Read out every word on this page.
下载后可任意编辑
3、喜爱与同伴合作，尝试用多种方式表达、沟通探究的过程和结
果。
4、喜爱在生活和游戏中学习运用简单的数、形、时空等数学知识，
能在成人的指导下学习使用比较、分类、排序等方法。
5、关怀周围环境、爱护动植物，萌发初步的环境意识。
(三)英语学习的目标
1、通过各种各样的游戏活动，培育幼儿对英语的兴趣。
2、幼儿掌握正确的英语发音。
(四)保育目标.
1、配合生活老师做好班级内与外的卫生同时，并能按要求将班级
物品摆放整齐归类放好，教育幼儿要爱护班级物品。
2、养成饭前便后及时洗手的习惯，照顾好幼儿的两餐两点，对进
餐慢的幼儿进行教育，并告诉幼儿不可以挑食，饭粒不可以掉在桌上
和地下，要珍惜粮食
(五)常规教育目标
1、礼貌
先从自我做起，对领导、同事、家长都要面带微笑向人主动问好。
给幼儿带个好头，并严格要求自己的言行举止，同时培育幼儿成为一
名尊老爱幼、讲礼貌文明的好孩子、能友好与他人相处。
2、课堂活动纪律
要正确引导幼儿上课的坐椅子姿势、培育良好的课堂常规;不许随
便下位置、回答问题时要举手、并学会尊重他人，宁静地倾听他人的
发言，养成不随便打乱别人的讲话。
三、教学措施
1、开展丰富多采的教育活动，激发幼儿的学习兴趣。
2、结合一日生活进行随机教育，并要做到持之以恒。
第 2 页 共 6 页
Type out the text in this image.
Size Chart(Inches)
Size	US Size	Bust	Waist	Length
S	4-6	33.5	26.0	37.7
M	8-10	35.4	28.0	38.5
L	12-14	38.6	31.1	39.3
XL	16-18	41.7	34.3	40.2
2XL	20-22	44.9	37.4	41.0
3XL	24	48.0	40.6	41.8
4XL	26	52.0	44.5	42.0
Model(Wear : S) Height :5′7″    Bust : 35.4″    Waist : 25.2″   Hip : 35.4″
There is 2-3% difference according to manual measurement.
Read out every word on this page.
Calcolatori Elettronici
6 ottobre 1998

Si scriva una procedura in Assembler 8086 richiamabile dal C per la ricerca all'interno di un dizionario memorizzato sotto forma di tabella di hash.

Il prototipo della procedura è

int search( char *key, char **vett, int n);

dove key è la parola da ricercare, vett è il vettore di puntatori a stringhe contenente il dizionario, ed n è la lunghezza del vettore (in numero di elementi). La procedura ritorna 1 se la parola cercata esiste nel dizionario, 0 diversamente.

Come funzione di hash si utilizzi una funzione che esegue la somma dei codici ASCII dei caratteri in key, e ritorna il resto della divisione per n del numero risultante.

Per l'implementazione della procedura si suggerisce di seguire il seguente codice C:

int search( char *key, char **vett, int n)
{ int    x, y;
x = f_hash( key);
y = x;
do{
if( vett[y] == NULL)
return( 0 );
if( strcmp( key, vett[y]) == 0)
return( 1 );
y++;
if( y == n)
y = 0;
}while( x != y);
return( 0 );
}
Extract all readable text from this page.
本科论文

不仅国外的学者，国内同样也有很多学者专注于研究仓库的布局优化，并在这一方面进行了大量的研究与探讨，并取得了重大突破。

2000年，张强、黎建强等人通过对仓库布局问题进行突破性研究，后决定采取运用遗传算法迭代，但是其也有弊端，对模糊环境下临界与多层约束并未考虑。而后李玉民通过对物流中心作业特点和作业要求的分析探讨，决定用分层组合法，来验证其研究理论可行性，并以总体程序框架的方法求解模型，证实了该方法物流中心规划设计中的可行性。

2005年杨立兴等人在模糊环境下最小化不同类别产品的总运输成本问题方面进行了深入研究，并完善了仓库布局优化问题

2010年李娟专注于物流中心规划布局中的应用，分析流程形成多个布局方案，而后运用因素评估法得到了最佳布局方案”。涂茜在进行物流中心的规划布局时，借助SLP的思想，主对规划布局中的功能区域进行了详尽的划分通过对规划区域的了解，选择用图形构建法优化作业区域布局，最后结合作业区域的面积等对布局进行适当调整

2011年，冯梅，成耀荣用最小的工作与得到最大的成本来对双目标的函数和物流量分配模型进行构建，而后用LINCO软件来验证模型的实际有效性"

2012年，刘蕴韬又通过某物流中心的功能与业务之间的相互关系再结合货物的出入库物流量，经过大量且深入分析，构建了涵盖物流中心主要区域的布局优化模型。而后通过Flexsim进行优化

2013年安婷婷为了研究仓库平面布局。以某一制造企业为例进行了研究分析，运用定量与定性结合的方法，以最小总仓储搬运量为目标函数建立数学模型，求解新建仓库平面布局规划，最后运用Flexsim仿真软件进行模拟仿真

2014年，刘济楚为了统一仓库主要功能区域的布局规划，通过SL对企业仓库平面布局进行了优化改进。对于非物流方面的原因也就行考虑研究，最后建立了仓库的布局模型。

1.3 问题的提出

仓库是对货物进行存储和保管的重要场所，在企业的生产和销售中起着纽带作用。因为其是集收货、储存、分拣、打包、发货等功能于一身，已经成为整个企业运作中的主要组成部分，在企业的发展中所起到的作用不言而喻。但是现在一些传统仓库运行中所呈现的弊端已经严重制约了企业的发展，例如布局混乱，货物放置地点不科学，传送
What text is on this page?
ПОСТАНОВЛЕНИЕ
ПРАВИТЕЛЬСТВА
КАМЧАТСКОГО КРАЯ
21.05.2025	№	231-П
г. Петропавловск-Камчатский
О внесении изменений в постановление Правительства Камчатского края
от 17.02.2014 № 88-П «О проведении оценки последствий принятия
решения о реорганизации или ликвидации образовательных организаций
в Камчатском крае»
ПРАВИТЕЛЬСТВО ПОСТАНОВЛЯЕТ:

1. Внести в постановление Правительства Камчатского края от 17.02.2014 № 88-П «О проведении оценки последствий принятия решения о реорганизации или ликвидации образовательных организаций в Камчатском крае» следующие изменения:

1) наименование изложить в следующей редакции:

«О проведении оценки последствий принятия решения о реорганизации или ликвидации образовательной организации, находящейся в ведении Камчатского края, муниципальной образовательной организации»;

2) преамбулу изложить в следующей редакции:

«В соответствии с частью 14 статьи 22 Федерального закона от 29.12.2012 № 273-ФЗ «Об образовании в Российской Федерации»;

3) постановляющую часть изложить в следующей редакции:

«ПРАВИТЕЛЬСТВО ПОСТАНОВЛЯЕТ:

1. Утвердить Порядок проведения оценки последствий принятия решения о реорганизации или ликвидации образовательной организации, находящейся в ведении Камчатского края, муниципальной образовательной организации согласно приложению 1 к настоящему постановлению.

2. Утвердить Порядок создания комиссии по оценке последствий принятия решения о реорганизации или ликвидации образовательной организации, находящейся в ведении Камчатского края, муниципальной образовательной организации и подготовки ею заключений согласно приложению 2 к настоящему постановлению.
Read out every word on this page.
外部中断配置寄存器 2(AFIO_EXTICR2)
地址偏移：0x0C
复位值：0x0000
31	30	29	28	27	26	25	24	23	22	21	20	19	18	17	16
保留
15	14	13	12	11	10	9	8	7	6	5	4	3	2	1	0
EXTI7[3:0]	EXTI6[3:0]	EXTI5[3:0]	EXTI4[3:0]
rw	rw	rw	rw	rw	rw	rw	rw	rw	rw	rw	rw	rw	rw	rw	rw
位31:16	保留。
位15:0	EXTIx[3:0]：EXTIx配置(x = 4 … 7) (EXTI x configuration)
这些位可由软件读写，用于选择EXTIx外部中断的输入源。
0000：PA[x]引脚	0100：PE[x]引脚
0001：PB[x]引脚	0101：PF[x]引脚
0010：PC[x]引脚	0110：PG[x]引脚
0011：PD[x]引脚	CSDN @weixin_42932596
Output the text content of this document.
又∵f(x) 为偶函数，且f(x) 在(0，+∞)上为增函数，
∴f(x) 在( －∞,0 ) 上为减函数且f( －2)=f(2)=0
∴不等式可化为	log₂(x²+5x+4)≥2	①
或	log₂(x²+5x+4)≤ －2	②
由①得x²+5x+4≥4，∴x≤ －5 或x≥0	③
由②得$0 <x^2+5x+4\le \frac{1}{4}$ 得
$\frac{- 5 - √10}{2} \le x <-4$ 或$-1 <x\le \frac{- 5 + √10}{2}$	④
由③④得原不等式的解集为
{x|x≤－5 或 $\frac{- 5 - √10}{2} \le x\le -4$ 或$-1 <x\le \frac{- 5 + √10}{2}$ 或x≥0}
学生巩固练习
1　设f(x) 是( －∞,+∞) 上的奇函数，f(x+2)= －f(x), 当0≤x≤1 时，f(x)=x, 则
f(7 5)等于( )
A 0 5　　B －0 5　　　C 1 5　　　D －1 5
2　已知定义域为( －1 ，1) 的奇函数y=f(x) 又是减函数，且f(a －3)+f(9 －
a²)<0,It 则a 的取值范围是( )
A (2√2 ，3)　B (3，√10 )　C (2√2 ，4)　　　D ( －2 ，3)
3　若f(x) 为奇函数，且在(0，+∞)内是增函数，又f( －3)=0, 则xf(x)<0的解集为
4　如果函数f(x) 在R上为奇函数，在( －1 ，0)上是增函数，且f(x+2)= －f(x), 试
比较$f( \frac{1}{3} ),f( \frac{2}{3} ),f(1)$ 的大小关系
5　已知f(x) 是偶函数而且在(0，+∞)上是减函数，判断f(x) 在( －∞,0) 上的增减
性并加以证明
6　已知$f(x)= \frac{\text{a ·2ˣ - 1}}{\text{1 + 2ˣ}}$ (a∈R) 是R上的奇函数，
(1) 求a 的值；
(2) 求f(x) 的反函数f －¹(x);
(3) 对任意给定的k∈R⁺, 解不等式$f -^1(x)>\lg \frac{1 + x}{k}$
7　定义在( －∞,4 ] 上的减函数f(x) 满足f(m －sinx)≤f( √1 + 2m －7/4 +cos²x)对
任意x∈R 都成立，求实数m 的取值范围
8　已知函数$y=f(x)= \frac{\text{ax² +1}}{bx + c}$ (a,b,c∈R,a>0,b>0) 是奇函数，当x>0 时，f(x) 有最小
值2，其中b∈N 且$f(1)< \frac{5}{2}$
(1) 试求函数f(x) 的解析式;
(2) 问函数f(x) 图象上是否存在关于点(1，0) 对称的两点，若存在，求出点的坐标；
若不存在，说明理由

********************

What the task asks: Find the string "согласно" in the entries above and return each line that holds it.

Task solution:
1. Утвердить Порядок проведения оценки последствий принятия решения о реорганизации или ликвидации образовательной организации, находящейся в ведении Камчатского края, муниципальной образовательной организации согласно приложению 1 к настоящему постановлению.
2. Утвердить Порядок создания комиссии по оценке последствий принятия решения о реорганизации или ликвидации образовательной организации, находящейся в ведении Камчатского края, муниципальной образовательной организации и подготовки ею заключений согласно приложению 2 к настоящему постановлению.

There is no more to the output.